* Udostępniony fragment:
::::::

"Do szpiku kości" - recenzja
Dodane: 04-05-2011 23:22 ()
„Do szpiku kości” bezlitośnie demaskuje mit Ameryki miodem i mlekiem płynącej, kraju rozległych perspektyw, jednocześnie kreśląc obraz prowincjonalnego brudu oraz biedy. Debra Granik bez koloryzowania odsłania odrapane i zarośnięte gęby mieszkańców zapadniętej dziury gdzieś w Missouri, kroczących ścieżką bezprawia.
Dorastająca Ree Dolly zamiast wzorem rówieśników uczęszczać do szkoły czy beztrosko marnować czas w gronie znajomych, każdego ranka staje przed wyzwaniem zapewnienia sobie i młodszemu rodzeństwu środków na przeżycie. Z matką, cierpiącą na głęboką katatonię, trudno jej nawiązać kontakt. Natomiast ojciec, po wielu zatargach z prawem związanych z produkcją metaamfetaminy wylądował w więzieniu. Pewnego dnia szeryf komunikuje rezolutnej dziewczynie, że Jessup wyszedł na wolność zastawiając ich dom w ramach kaucji. Jeżeli nie stawi się na najbliższym terminie rozprawy to Ree straci dach nad głową. Zdeterminowana dziewczyna na własną rękę rozpoczyna poszukiwania ojca począwszy od podejrzanych melin i siedzib lokalnych zakapiorów. Na prowincji każdy strzeże tajemnic, ukrytych skrzętnie w bryłach lodu, zastępujących miejscowym ich serca. Czy rozpaczliwe wołanie o pomoc zostanie przez kogokolwiek dostrzeżone?

::::::

* Treść zadania: Przedłuż recenzję filmu „Do szpiku kości” o dalszy ciąg, zaczynając zaraz po jej ostatnim zdaniu.

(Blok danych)
::::::

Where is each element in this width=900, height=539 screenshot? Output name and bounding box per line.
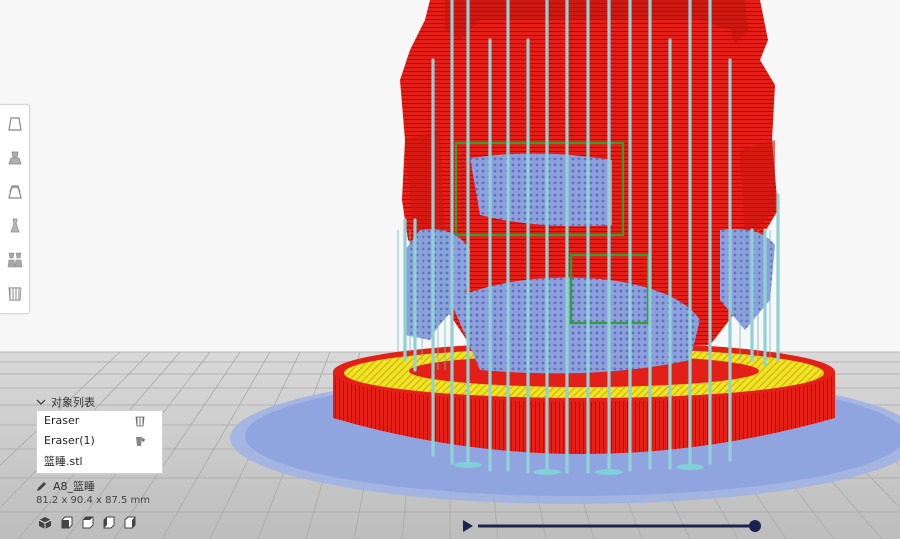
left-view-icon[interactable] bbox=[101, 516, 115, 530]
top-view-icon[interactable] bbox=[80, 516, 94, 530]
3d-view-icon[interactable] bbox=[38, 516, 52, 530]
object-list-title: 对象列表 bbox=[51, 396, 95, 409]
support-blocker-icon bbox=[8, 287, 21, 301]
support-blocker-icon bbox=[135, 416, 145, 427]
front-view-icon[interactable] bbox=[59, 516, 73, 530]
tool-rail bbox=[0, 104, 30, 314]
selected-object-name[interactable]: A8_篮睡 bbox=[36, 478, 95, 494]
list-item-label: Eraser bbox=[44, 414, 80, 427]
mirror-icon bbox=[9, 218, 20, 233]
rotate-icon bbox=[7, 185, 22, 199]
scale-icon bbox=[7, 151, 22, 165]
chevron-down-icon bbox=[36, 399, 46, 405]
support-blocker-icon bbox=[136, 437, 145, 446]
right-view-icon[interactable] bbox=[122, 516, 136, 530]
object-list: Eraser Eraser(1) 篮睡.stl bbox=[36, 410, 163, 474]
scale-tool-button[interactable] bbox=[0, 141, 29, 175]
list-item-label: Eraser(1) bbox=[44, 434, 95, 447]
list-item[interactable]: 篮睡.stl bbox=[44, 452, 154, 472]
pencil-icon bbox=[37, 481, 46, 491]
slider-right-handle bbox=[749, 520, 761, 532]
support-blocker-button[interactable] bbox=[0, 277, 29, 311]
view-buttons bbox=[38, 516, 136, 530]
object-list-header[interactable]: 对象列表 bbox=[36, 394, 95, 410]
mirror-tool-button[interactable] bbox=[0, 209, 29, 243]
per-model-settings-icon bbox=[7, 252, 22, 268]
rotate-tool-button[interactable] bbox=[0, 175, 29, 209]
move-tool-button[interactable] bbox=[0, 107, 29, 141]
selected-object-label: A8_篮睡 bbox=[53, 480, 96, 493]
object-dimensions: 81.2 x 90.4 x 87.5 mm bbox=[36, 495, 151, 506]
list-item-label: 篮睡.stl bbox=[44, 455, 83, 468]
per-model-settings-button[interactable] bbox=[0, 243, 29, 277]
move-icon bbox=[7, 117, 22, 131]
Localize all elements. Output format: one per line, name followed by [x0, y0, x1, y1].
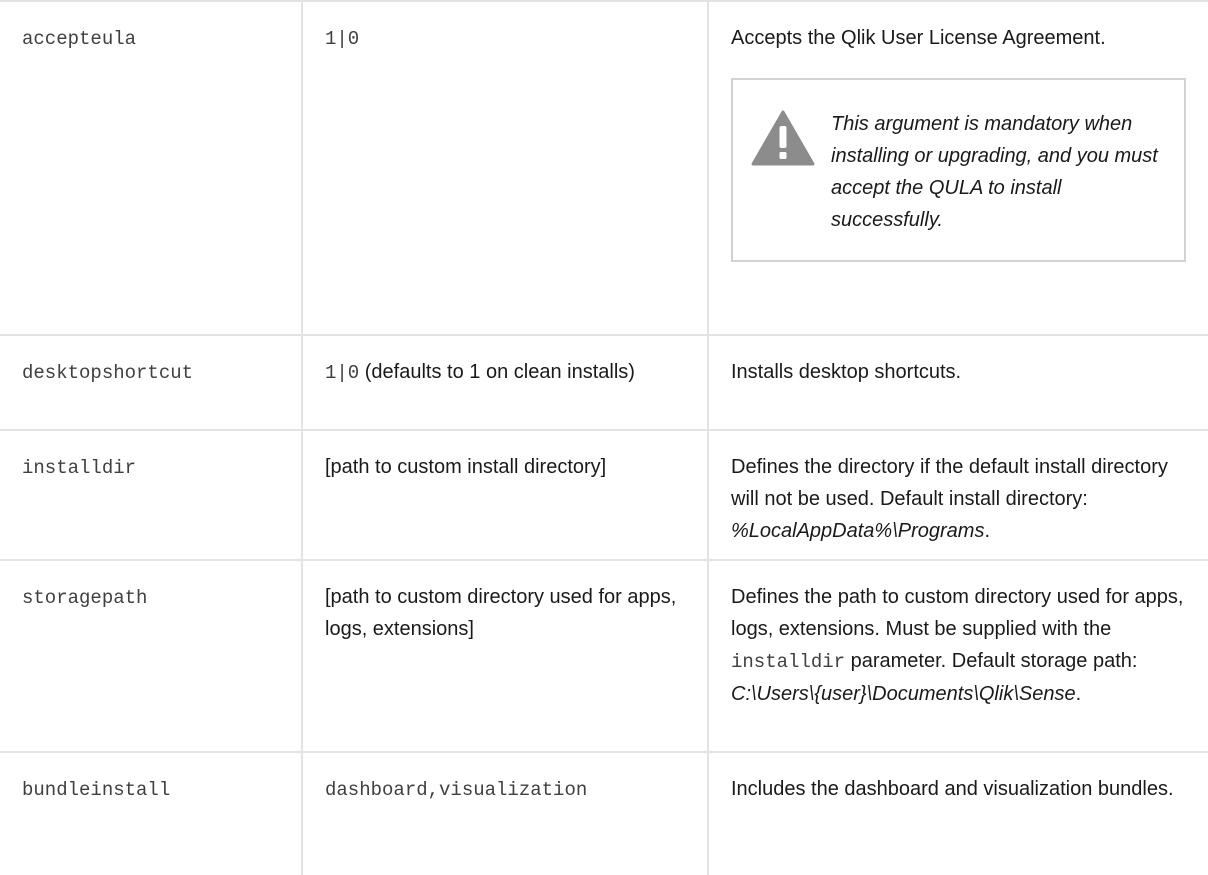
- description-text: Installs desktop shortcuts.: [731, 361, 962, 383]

::::::

* Wynik zadania:
W obrazie Granik pierwsze skrzypce bezbłędnie zagrała Jennifer Lawrence, którą niebawem będziemy mogli podziwiać w „niebieskiej skórze” Raven Darkholme w ekranizacji „X-Men: First Class”. Druga w historii najmłodsza kandydatka do Oskara (w kategorii pierwszoplanowej roli żeńskiej) stworzyła przejmującą, a zarazem niezwykle dojrzałą kreację. Bezkompromisowa oraz uparta nastolatka, uwięziona w matni znieczulicy i ludzkiej zawiści, musi przebrnąć przez piekło, aby utrzymać rodzinę w komplecie. Reżyserka nie wahała się obsadzić w głównej roli niedoświadczonej aktorki, która dla podkreślenia wiarygodności swojej postaci, przeobraziła się z ładnej dziewczyny w małomiasteczkowego, zaniedbanego kopciucha. Kreacja Ree ukazuje osobę walczącą o życie, ale nie za cenę upodlenia czy poniżenia. Własną godność ceni najwyżej, nawet bardziej niż życie. Jednocześnie nie przyjmuje postawy męczennika, tylko dumnej, „wyszczekanej” dziewczyny, posiadającej na tyle odwagi, aby w pojedynkę zmierzyć się z wrogością bliźnich. Dzięki błyskotliwie zagranej postaci „Do szpiku kości” należy uznać za jeden z najlepszych filmów ubiegłego roku, stanowiący prawdziwą ucztę dla kinomana.
Mimo ospałego tempa akcji Debrze Granik udało się uchwycić posępny i surowy świat zaściankowej społeczności, funkcjonującej według własnego, często niemoralnego kodeksu zasad. Relacje między mieszkańcami ilustruje emocjonalny chłód, dewastujący przejawy solidarności. Tutaj, w zapomnianej przez Boga i ludzi krainie, każdy akt dobroci jest czynem wyjątkowym, niosącym promyk nadziei, tak bardzo pożądanej przez upadłych obywateli.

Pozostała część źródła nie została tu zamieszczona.